Direction:
Copy every entry word for word. Skip the pictures.

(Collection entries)
___

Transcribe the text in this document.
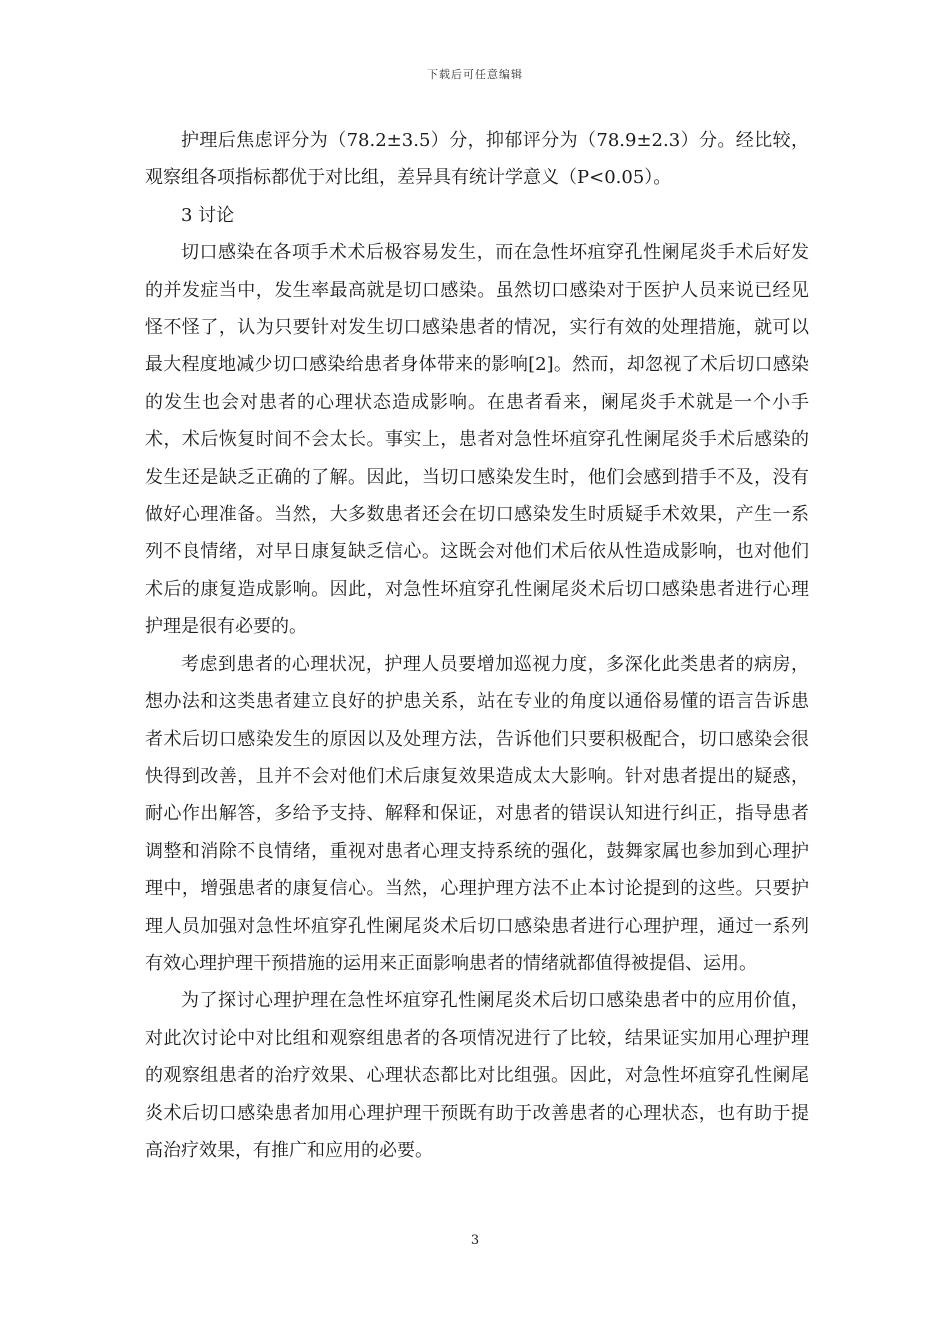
下载后可任意编辑

护理后焦虑评分为（78.2±3.5）分，抑郁评分为（78.9±2.3）分。经比较，观察组各项指标都优于对比组，差异具有统计学意义（P<0.05）。

3 讨论

切口感染在各项手术术后极容易发生，而在急性坏疽穿孔性阑尾炎手术后好发的并发症当中，发生率最高就是切口感染。虽然切口感染对于医护人员来说已经见怪不怪了，认为只要针对发生切口感染患者的情况，实行有效的处理措施，就可以最大程度地减少切口感染给患者身体带来的影响[2]。然而，却忽视了术后切口感染的发生也会对患者的心理状态造成影响。在患者看来，阑尾炎手术就是一个小手术，术后恢复时间不会太长。事实上，患者对急性坏疽穿孔性阑尾炎手术后感染的发生还是缺乏正确的了解。因此，当切口感染发生时，他们会感到措手不及，没有做好心理准备。当然，大多数患者还会在切口感染发生时质疑手术效果，产生一系列不良情绪，对早日康复缺乏信心。这既会对他们术后依从性造成影响，也对他们术后的康复造成影响。因此，对急性坏疽穿孔性阑尾炎术后切口感染患者进行心理护理是很有必要的。

考虑到患者的心理状况，护理人员要增加巡视力度，多深化此类患者的病房，想办法和这类患者建立良好的护患关系，站在专业的角度以通俗易懂的语言告诉患者术后切口感染发生的原因以及处理方法，告诉他们只要积极配合，切口感染会很快得到改善，且并不会对他们术后康复效果造成太大影响。针对患者提出的疑惑，耐心作出解答，多给予支持、解释和保证，对患者的错误认知进行纠正，指导患者调整和消除不良情绪，重视对患者心理支持系统的强化，鼓舞家属也参加到心理护理中，增强患者的康复信心。当然，心理护理方法不止本讨论提到的这些。只要护理人员加强对急性坏疽穿孔性阑尾炎术后切口感染患者进行心理护理，通过一系列有效心理护理干预措施的运用来正面影响患者的情绪就都值得被提倡、运用。

为了探讨心理护理在急性坏疽穿孔性阑尾炎术后切口感染患者中的应用价值，对此次讨论中对比组和观察组患者的各项情况进行了比较，结果证实加用心理护理的观察组患者的治疗效果、心理状态都比对比组强。因此，对急性坏疽穿孔性阑尾炎术后切口感染患者加用心理护理干预既有助于改善患者的心理状态，也有助于提高治疗效果，有推广和应用的必要。

3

___

Written answer:
Transcribe the text in this document.
下载后可任意编辑

护理后焦虑评分为（78.2±3.5）分，抑郁评分为（78.9±2.3）分。经比较，观察组各项指标都优于对比组，差异具有统计学意义（P<0.05）。

3 讨论

切口感染在各项手术术后极容易发生，而在急性坏疽穿孔性阑尾炎手术后好发的并发症当中，发生率最高就是切口感染。虽然切口感染对于医护人员来说已经见怪不怪了，认为只要针对发生切口感染患者的情况，实行有效的处理措施，就可以最大程度地减少切口感染给患者身体带来的影响[2]。然而，却忽视了术后切口感染的发生也会对患者的心理状态造成影响。在患者看来，阑尾炎手术就是一个小手术，术后恢复时间不会太长。事实上，患者对急性坏疽穿孔性阑尾炎手术后感染的发生还是缺乏正确的了解。因此，当切口感染发生时，他们会感到措手不及，没有做好心理准备。当然，大多数患者还会在切口感染发生时质疑手术效果，产生一系列不良情绪，对早日康复缺乏信心。这既会对他们术后依从性造成影响，也对他们术后的康复造成影响。因此，对急性坏疽穿孔性阑尾炎术后切口感染患者进行心理护理是很有必要的。

考虑到患者的心理状况，护理人员要增加巡视力度，多深化此类患者的病房，想办法和这类患者建立良好的护患关系，站在专业的角度以通俗易懂的语言告诉患者术后切口感染发生的原因以及处理方法，告诉他们只要积极配合，切口感染会很快得到改善，且并不会对他们术后康复效果造成太大影响。针对患者提出的疑惑，耐心作出解答，多给予支持、解释和保证，对患者的错误认知进行纠正，指导患者调整和消除不良情绪，重视对患者心理支持系统的强化，鼓舞家属也参加到心理护理中，增强患者的康复信心。当然，心理护理方法不止本讨论提到的这些。只要护理人员加强对急性坏疽穿孔性阑尾炎术后切口感染患者进行心理护理，通过一系列有效心理护理干预措施的运用来正面影响患者的情绪就都值得被提倡、运用。

为了探讨心理护理在急性坏疽穿孔性阑尾炎术后切口感染患者中的应用价值，对此次讨论中对比组和观察组患者的各项情况进行了比较，结果证实加用心理护理的观察组患者的治疗效果、心理状态都比对比组强。因此，对急性坏疽穿孔性阑尾炎术后切口感染患者加用心理护理干预既有助于改善患者的心理状态，也有助于提高治疗效果，有推广和应用的必要。

3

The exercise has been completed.